What to do: Comb through the entries for "sécheresse" and pull out each line that holds it.

Data entries:

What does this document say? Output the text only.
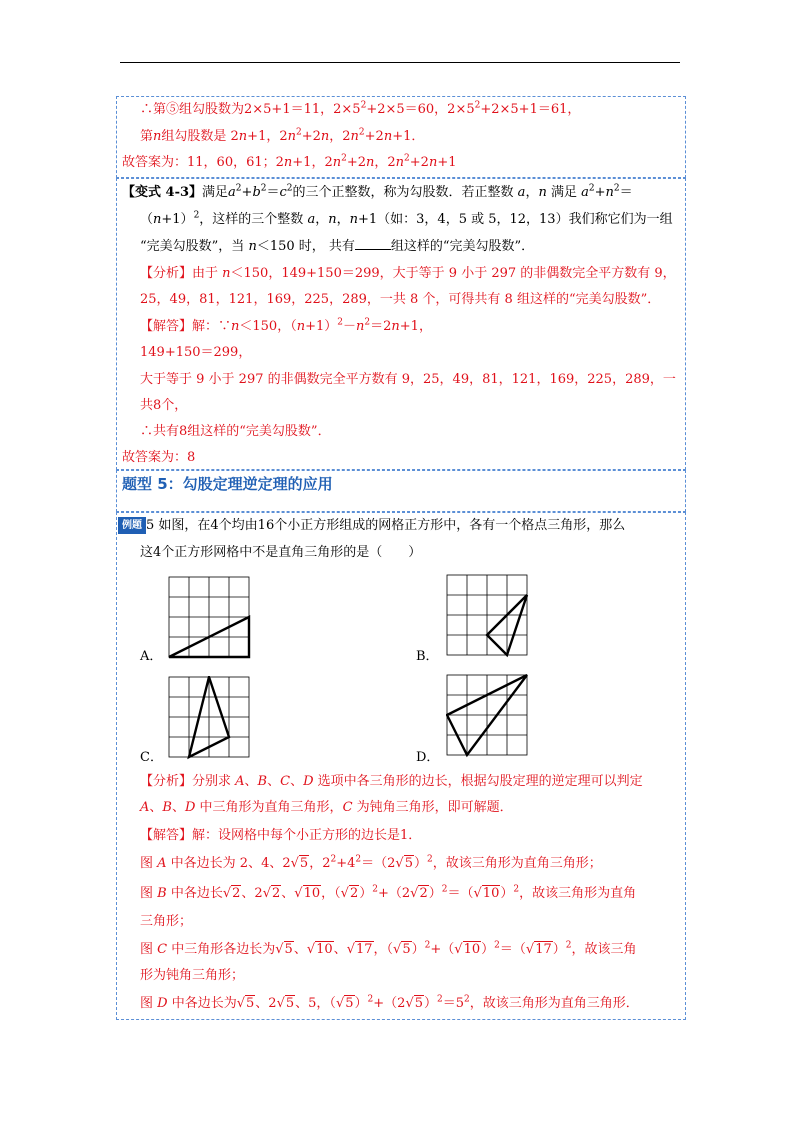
∴第⑤组勾股数为2×5+1＝11，$2\times 5^2+2\times 5=60$，$2\times 5^2+2\times 5+1=61$，
第n组勾股数是 2n+1，$2n^2+2n$，$2n^2+2n+1$．
故答案为：11，60，61；2n+1，$2n^2+2n$，$2n^2+2n+1$
【变式 4-3】满足$a^2+b^2=c^2$的三个正整数，称为勾股数．若正整数 a，n 满足 $a^2+n^2=$
$(n+1)^2$，这样的三个整数 a，n，n+1（如：3，4，5 或 5，12，13）我们称它们为一组
“完美勾股数”，当 n＜150 时， 共有	组这样的“完美勾股数”．
【分析】由于 n＜150，149+150＝299，大于等于 9 小于 297 的非偶数完全平方数有 9，
25，49，81，121，169，225，289，一共 8 个，可得共有 8 组这样的“完美勾股数”．
【解答】解：∵n＜150，$(n+1)^2-n^2=2n+1$，
149+150＝299，
大于等于 9 小于 297 的非偶数完全平方数有 9，25，49，81，121，169，225，289，一
共8个，
∴共有8组这样的“完美勾股数”．
故答案为：8
题型 5：勾股定理逆定理的应用
例题 5 如图，在4个均由16个小正方形组成的网格正方形中，各有一个格点三角形，那么
这4个正方形网格中不是直角三角形的是（　　）
A．	B．
C．	D．
【分析】分别求 A、B、C、D 选项中各三角形的边长，根据勾股定理的逆定理可以判定
A、B、D 中三角形为直角三角形，C 为钝角三角形，即可解题．
【解答】解：设网格中每个小正方形的边长是1．
图 A 中各边长为 2、4、2√5，$2^2+4^2=(2√5)^2$，故该三角形为直角三角形；
图 B 中各边长√2、2√2、√10，$(√2)^2+(2√2)^2=(√10)^2$，故该三角形为直角
三角形；
图 C 中三角形各边长为√5、√10、√17，$(√5)^2+(√10)^2=(√17)^2$，故该三角
形为钝角三角形；
图 D 中各边长为√5、2√5、5，$(√5)^2+(2√5)^2=5^2$，故该三角形为直角三角形．
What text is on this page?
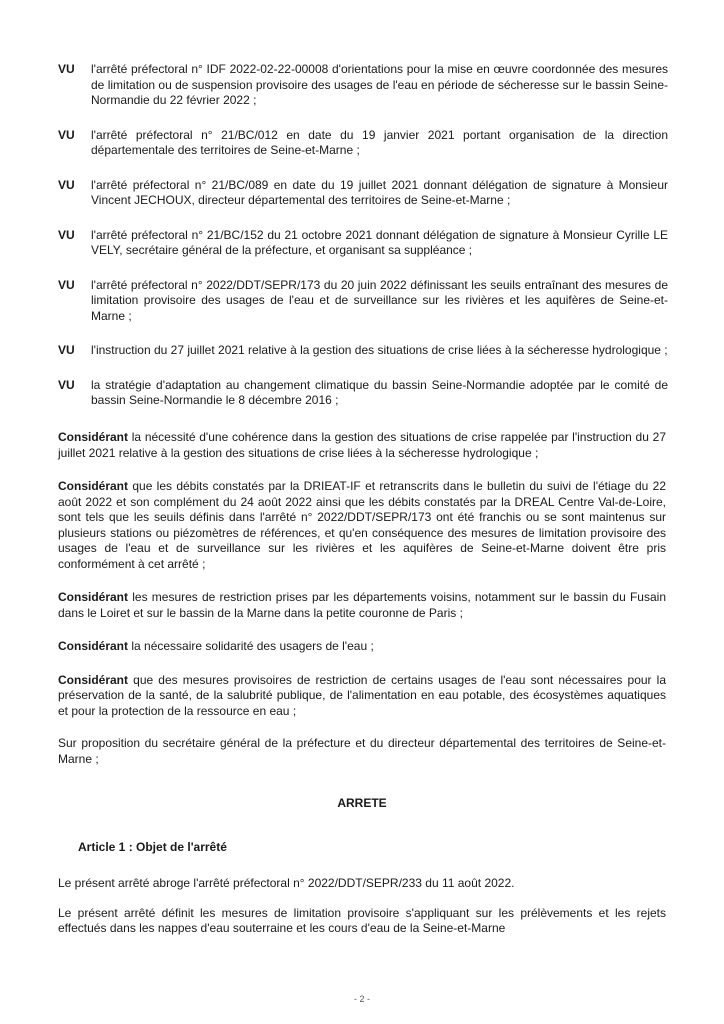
VU	l'arrêté préfectoral n° IDF 2022-02-22-00008 d'orientations pour la mise en œuvre coordonnée des mesures de limitation ou de suspension provisoire des usages de l'eau en période de sécheresse sur le bassin Seine-Normandie du 22 février 2022 ;
VU	l'arrêté préfectoral n° 21/BC/012 en date du 19 janvier 2021 portant organisation de la direction départementale des territoires de Seine-et-Marne ;
VU	l'arrêté préfectoral n° 21/BC/089 en date du 19 juillet 2021 donnant délégation de signature à Monsieur Vincent JECHOUX, directeur départemental des territoires de Seine-et-Marne ;
VU	l'arrêté préfectoral n° 21/BC/152 du 21 octobre 2021 donnant délégation de signature à Monsieur Cyrille LE VELY, secrétaire général de la préfecture, et organisant sa suppléance ;
VU	l'arrêté préfectoral n° 2022/DDT/SEPR/173 du 20 juin 2022 définissant les seuils entraînant des mesures de limitation provisoire des usages de l'eau et de surveillance sur les rivières et les aquifères de Seine-et-Marne ;
VU	l'instruction du 27 juillet 2021 relative à la gestion des situations de crise liées à la sécheresse hydrologique ;
VU	la stratégie d'adaptation au changement climatique du bassin Seine-Normandie adoptée par le comité de bassin Seine-Normandie le 8 décembre 2016 ;
Considérant la nécessité d'une cohérence dans la gestion des situations de crise rappelée par l'instruction du 27 juillet 2021 relative à la gestion des situations de crise liées à la sécheresse hydrologique ;
Considérant que les débits constatés par la DRIEAT-IF et retranscrits dans le bulletin du suivi de l'étiage du 22 août 2022 et son complément du 24 août 2022 ainsi que les débits constatés par la DREAL Centre Val-de-Loire, sont tels que les seuils définis dans l'arrêté n° 2022/DDT/SEPR/173 ont été franchis ou se sont maintenus sur plusieurs stations ou piézomètres de références, et qu'en conséquence des mesures de limitation provisoire des usages de l'eau et de surveillance sur les rivières et les aquifères de Seine-et-Marne doivent être pris conformément à cet arrêté ;
Considérant les mesures de restriction prises par les départements voisins, notamment sur le bassin du Fusain dans le Loiret et sur le bassin de la Marne dans la petite couronne de Paris ;
Considérant la nécessaire solidarité des usagers de l'eau ;
Considérant que des mesures provisoires de restriction de certains usages de l'eau sont nécessaires pour la préservation de la santé, de la salubrité publique, de l'alimentation en eau potable, des écosystèmes aquatiques et pour la protection de la ressource en eau ;
Sur proposition du secrétaire général de la préfecture et du directeur départemental des territoires de Seine-et-Marne ;
ARRETE
Article 1 : Objet de l'arrêté
Le présent arrêté abroge l'arrêté préfectoral n° 2022/DDT/SEPR/233 du 11 août 2022.
Le présent arrêté définit les mesures de limitation provisoire s'appliquant sur les prélèvements et les rejets effectués dans les nappes d'eau souterraine et les cours d'eau de la Seine-et-Marne
- 2 -
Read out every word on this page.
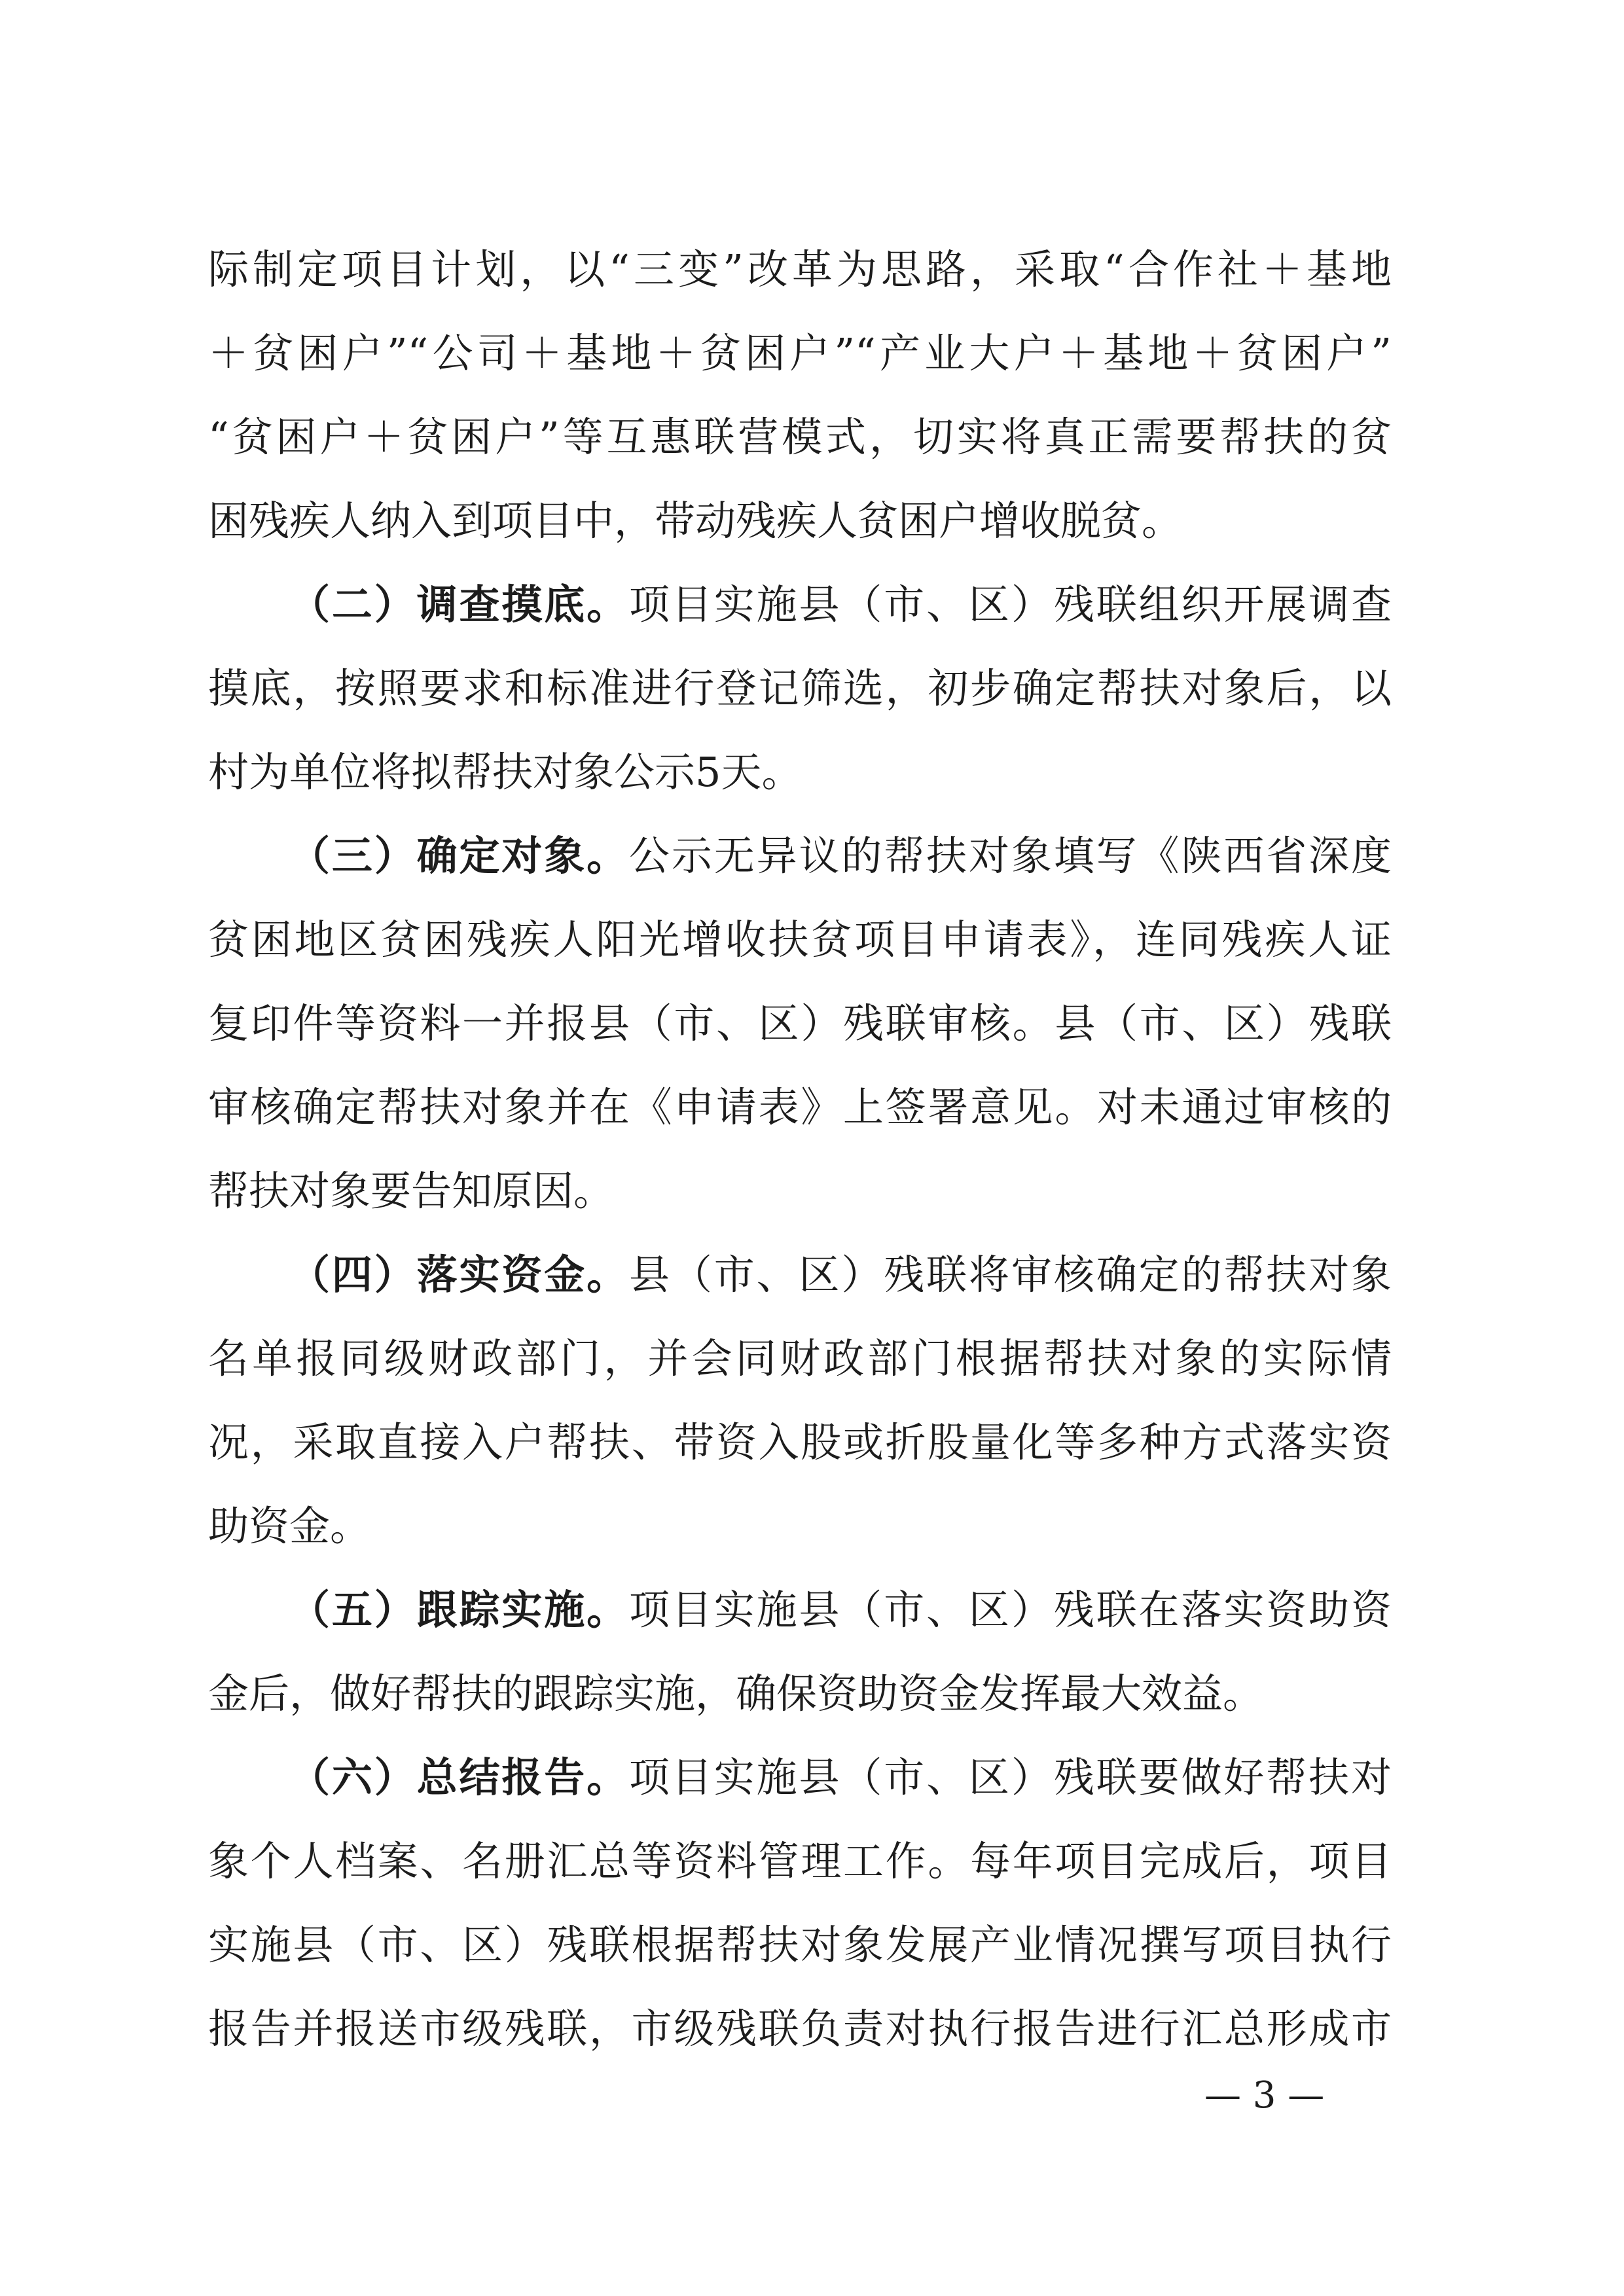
际制定项目计划，以“三变”改革为思路，采取“合作社＋基地
＋贫困户”“公司＋基地＋贫困户”“产业大户＋基地＋贫困户”
“贫困户＋贫困户”等互惠联营模式，切实将真正需要帮扶的贫
困残疾人纳入到项目中，带动残疾人贫困户增收脱贫。
（二）调查摸底。项目实施县（市、区）残联组织开展调查
摸底，按照要求和标准进行登记筛选，初步确定帮扶对象后，以
村为单位将拟帮扶对象公示5天。
（三）确定对象。公示无异议的帮扶对象填写《陕西省深度
贫困地区贫困残疾人阳光增收扶贫项目申请表》，连同残疾人证
复印件等资料一并报县（市、区）残联审核。县（市、区）残联
审核确定帮扶对象并在《申请表》上签署意见。对未通过审核的
帮扶对象要告知原因。
（四）落实资金。县（市、区）残联将审核确定的帮扶对象
名单报同级财政部门，并会同财政部门根据帮扶对象的实际情
况，采取直接入户帮扶、带资入股或折股量化等多种方式落实资
助资金。
（五）跟踪实施。项目实施县（市、区）残联在落实资助资
金后，做好帮扶的跟踪实施，确保资助资金发挥最大效益。
（六）总结报告。项目实施县（市、区）残联要做好帮扶对
象个人档案、名册汇总等资料管理工作。每年项目完成后，项目
实施县（市、区）残联根据帮扶对象发展产业情况撰写项目执行
报告并报送市级残联，市级残联负责对执行报告进行汇总形成市
— 3 —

Output of the task:
VU	l'arrêté préfectoral n° IDF 2022-02-22-00008 d'orientations pour la mise en œuvre coordonnée des mesures de limitation ou de suspension provisoire des usages de l'eau en période de sécheresse sur le bassin Seine-Normandie du 22 février 2022 ;
VU	l'instruction du 27 juillet 2021 relative à la gestion des situations de crise liées à la sécheresse hydrologique ;
Considérant la nécessité d'une cohérence dans la gestion des situations de crise rappelée par l'instruction du 27 juillet 2021 relative à la gestion des situations de crise liées à la sécheresse hydrologique ;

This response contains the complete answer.